§ **Document section**:

start

It’s time to reveal the last few cards that highlight the best of what Hearthstone has to offer.
We’re back one more time for the final installment of our list of the greatest cards Hearthstone has to offer. You should know the score by now, but I’ll say it once more: “greatest” doesn’t always mean “most powerful”. The cards here have been selected because they add something unique or fun to the game. If you don’t see your favorite card here, leave a comment and tell us more. We’d love to hear your thoughts.
Set: League of Explorers
Hearthstone is a game where your main focus is either killing your opponent or stopping your opponent from killing you. That playstyle can get a little boring for some, so it’s nice to have the option of going on a little quest of your own. Elise’s effect shuffles a map into your deck. When you draw and play that map, you shuffle the Golden Monkey into your deck. When you draw that, you get a 6/6 minion with Taunt that changes every card in your hand and deck into random legendary minions. What a quest that is!
Elise is primarily a card that was used in control vs control games. Elise was good in these games because she adds cards to your deck, which is great when it comes to fatigue. More importantly, though, at some point, both decks are going to have nothing but answers left. That leads to a lot of turns just using your hero power and passing, with nothing on the board. Elise changes those dead cards into potential threats. Sadly, control decks these days are a little bit more streamlined. There’s not much room for the randomness that Elise involves. Elise is still a fun card, however, and she’s always there as a last-ditch attempt to salvage the game.

end

§ **Given records**:

start

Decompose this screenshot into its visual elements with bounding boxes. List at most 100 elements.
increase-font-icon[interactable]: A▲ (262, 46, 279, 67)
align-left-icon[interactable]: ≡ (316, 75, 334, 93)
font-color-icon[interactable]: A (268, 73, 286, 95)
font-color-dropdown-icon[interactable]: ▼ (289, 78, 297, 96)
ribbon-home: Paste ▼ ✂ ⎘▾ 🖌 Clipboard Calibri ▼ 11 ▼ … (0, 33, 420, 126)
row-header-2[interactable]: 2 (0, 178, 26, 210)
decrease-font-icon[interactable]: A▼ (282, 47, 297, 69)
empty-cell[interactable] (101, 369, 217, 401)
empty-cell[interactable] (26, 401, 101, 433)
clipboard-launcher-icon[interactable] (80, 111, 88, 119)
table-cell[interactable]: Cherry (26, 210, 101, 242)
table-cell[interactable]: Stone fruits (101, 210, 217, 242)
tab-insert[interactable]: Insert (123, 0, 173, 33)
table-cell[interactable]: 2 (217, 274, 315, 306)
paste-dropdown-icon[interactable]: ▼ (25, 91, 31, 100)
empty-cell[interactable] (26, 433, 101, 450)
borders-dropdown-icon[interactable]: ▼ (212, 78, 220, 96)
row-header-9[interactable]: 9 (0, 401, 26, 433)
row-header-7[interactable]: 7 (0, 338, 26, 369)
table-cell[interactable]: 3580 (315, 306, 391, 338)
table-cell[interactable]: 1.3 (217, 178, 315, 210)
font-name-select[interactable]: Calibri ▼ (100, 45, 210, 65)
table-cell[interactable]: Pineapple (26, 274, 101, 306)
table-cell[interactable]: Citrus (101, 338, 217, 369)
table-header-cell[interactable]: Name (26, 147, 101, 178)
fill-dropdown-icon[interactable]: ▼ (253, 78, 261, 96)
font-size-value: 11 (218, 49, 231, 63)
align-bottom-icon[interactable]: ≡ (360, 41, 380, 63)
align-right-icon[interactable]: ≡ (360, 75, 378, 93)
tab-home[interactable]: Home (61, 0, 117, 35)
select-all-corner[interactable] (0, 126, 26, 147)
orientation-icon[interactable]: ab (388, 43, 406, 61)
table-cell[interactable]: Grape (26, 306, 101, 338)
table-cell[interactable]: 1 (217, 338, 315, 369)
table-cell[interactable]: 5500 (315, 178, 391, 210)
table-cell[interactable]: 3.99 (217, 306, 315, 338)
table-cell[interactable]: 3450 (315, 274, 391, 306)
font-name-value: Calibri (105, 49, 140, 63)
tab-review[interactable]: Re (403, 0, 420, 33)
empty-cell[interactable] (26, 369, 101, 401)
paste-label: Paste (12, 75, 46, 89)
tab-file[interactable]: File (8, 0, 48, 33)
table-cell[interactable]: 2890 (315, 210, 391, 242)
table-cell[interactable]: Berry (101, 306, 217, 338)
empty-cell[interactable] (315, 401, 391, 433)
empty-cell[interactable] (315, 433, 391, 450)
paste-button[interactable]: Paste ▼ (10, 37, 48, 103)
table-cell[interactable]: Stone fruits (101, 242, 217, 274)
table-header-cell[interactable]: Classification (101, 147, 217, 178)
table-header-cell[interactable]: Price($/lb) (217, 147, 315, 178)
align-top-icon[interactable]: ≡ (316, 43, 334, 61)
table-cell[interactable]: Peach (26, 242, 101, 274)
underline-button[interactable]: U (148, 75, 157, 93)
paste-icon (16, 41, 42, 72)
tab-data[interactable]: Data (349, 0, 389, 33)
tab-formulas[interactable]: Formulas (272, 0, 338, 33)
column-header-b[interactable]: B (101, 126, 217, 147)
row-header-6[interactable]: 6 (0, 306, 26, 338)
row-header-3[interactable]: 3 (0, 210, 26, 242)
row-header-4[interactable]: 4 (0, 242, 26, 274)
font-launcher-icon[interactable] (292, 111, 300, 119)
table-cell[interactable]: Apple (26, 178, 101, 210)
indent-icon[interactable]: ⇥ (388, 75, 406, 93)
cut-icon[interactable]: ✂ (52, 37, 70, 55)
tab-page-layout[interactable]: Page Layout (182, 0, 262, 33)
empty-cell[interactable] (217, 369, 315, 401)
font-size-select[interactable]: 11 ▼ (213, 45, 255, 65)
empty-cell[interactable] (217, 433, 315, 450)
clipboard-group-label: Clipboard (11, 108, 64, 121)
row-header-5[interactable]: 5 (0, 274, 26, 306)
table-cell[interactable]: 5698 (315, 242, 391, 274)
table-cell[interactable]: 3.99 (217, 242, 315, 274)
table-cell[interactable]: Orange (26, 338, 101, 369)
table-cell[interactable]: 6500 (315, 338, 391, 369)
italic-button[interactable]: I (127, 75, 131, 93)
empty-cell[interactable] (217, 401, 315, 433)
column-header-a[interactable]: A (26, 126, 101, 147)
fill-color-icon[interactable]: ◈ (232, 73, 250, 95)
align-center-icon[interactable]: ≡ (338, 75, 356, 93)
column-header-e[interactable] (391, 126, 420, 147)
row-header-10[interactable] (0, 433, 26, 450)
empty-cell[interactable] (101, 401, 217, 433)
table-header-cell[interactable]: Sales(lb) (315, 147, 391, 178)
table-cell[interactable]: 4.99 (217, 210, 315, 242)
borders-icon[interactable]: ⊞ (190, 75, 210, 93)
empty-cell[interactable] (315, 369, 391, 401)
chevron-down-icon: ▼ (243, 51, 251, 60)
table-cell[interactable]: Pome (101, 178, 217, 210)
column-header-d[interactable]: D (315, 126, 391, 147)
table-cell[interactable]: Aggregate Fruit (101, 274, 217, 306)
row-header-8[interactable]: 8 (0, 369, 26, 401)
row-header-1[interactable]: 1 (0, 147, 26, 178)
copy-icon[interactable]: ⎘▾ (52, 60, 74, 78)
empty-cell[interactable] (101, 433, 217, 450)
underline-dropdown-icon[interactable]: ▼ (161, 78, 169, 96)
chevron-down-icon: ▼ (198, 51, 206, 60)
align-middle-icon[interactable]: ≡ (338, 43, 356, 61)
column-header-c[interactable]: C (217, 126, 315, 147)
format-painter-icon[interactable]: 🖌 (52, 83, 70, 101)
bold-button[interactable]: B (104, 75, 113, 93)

end

§ **Task description**: Using the Hearthstone card list, say whether each statement agrees with it, answering yes or no and quoting the words that decide it. (a) Elise's effect shuffles a map into your deck. (b) The cards on the list were chosen because they are the most powerful. (c) Control decks these days have plenty of room for the randomness Elise brings. The entries aren't needed for this.

§ **The completed task**:
(a) Yes: "Elise’s effect shuffles a map into your deck."
(b) No: "“greatest” doesn’t always mean “most powerful”. The cards here have been selected because they add something unique or fun to the game."
(c) No: "There’s not much room for the randomness that Elise involves."